- _Aim_: All the data must come back unchanged, except that pictures are left out.

··· Extracted material

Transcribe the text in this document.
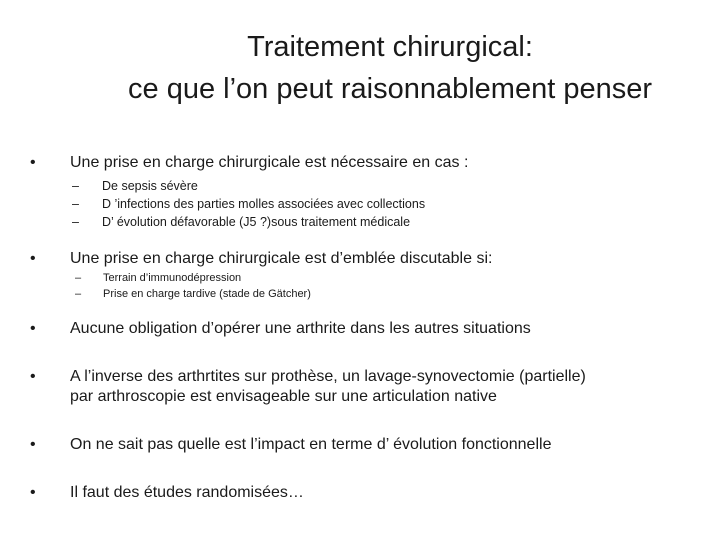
Traitement chirurgical:
ce que l’on peut raisonnablement penser
•	Une prise en charge chirurgicale est nécessaire en cas :
– De sepsis sévère
– D ’infections des parties molles associées avec collections
– D’ évolution défavorable (J5 ?)sous traitement médicale
•	Une prise en charge chirurgicale est d’emblée discutable si:
– Terrain d’immunodépression
– Prise en charge tardive (stade de Gätcher)
•	Aucune obligation d’opérer une arthrite dans les autres situations
•	A l’inverse des arthrtites sur prothèse, un lavage-synovectomie (partielle)
par arthroscopie est envisageable sur une articulation native
•	On ne sait pas quelle est l’impact en terme d’ évolution fonctionnelle
•	Il faut des études randomisées…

······

- _Written solution_:
Transcribe the text in this document.
Traitement chirurgical:
ce que l’on peut raisonnablement penser
•	Une prise en charge chirurgicale est nécessaire en cas :
– De sepsis sévère
– D ’infections des parties molles associées avec collections
– D’ évolution défavorable (J5 ?)sous traitement médicale
•	Une prise en charge chirurgicale est d’emblée discutable si:
– Terrain d’immunodépression
– Prise en charge tardive (stade de Gätcher)
•	Aucune obligation d’opérer une arthrite dans les autres situations
•	A l’inverse des arthrtites sur prothèse, un lavage-synovectomie (partielle)
par arthroscopie est envisageable sur une articulation native
•	On ne sait pas quelle est l’impact en terme d’ évolution fonctionnelle
•	Il faut des études randomisées…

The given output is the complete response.